## RECORDS SHOWN
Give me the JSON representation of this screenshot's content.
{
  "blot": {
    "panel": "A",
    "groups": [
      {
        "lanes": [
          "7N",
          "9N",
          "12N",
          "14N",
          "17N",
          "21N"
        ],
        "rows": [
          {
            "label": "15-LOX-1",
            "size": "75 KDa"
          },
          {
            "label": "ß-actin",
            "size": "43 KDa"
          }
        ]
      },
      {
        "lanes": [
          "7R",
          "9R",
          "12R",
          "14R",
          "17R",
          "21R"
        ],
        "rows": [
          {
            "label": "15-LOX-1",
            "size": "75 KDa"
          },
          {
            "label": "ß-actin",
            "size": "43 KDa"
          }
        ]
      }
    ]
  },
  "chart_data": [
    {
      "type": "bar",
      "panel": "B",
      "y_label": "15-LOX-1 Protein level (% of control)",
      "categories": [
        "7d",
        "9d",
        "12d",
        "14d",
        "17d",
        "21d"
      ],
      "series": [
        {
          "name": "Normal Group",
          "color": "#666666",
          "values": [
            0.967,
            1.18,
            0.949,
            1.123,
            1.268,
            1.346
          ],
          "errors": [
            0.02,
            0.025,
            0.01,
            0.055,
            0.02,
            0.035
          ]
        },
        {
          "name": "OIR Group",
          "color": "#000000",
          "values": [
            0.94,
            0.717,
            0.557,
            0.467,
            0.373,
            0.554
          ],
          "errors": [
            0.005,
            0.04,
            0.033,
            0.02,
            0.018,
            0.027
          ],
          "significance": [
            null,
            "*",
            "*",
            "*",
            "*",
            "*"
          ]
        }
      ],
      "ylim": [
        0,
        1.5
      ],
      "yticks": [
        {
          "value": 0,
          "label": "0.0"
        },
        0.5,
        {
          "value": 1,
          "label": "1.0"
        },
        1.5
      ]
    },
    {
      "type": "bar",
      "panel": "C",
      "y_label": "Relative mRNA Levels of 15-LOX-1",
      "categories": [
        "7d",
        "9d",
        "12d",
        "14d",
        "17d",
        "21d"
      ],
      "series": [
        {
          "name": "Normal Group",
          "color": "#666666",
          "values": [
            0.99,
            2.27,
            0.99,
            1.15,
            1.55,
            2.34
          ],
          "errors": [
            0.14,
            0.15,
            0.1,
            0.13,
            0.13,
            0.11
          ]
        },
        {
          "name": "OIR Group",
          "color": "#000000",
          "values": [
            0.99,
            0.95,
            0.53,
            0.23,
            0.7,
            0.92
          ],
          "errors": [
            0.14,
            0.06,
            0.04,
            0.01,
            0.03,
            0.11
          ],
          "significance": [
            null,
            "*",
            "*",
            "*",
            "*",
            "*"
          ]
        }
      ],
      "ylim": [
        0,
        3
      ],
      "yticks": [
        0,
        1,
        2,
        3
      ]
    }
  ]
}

## TASK DIRECTIONS
The reply should be a precise retyping of all the data.

## FINAL ANSWER
Give me the JSON representation of this screenshot's content.
{
  "blot": {
    "panel": "A",
    "groups": [
      {
        "lanes": [
          "7N",
          "9N",
          "12N",
          "14N",
          "17N",
          "21N"
        ],
        "rows": [
          {
            "label": "15-LOX-1",
            "size": "75 KDa"
          },
          {
            "label": "ß-actin",
            "size": "43 KDa"
          }
        ]
      },
      {
        "lanes": [
          "7R",
          "9R",
          "12R",
          "14R",
          "17R",
          "21R"
        ],
        "rows": [
          {
            "label": "15-LOX-1",
            "size": "75 KDa"
          },
          {
            "label": "ß-actin",
            "size": "43 KDa"
          }
        ]
      }
    ]
  },
  "chart_data": [
    {
      "type": "bar",
      "panel": "B",
      "y_label": "15-LOX-1 Protein level (% of control)",
      "categories": [
        "7d",
        "9d",
        "12d",
        "14d",
        "17d",
        "21d"
      ],
      "series": [
        {
          "name": "Normal Group",
          "color": "#666666",
          "values": [
            0.967,
            1.18,
            0.949,
            1.123,
            1.268,
            1.346
          ],
          "errors": [
            0.02,
            0.025,
            0.01,
            0.055,
            0.02,
            0.035
          ]
        },
        {
          "name": "OIR Group",
          "color": "#000000",
          "values": [
            0.94,
            0.717,
            0.557,
            0.467,
            0.373,
            0.554
          ],
          "errors": [
            0.005,
            0.04,
            0.033,
            0.02,
            0.018,
            0.027
          ],
          "significance": [
            null,
            "*",
            "*",
            "*",
            "*",
            "*"
          ]
        }
      ],
      "ylim": [
        0,
        1.5
      ],
      "yticks": [
        {
          "value": 0,
          "label": "0.0"
        },
        0.5,
        {
          "value": 1,
          "label": "1.0"
        },
        1.5
      ]
    },
    {
      "type": "bar",
      "panel": "C",
      "y_label": "Relative mRNA Levels of 15-LOX-1",
      "categories": [
        "7d",
        "9d",
        "12d",
        "14d",
        "17d",
        "21d"
      ],
      "series": [
        {
          "name": "Normal Group",
          "color": "#666666",
          "values": [
            0.99,
            2.27,
            0.99,
            1.15,
            1.55,
            2.34
          ],
          "errors": [
            0.14,
            0.15,
            0.1,
            0.13,
            0.13,
            0.11
          ]
        },
        {
          "name": "OIR Group",
          "color": "#000000",
          "values": [
            0.99,
            0.95,
            0.53,
            0.23,
            0.7,
            0.92
          ],
          "errors": [
            0.14,
            0.06,
            0.04,
            0.01,
            0.03,
            0.11
          ],
          "significance": [
            null,
            "*",
            "*",
            "*",
            "*",
            "*"
          ]
        }
      ],
      "ylim": [
        0,
        3
      ],
      "yticks": [
        0,
        1,
        2,
        3
      ]
    }
  ]
}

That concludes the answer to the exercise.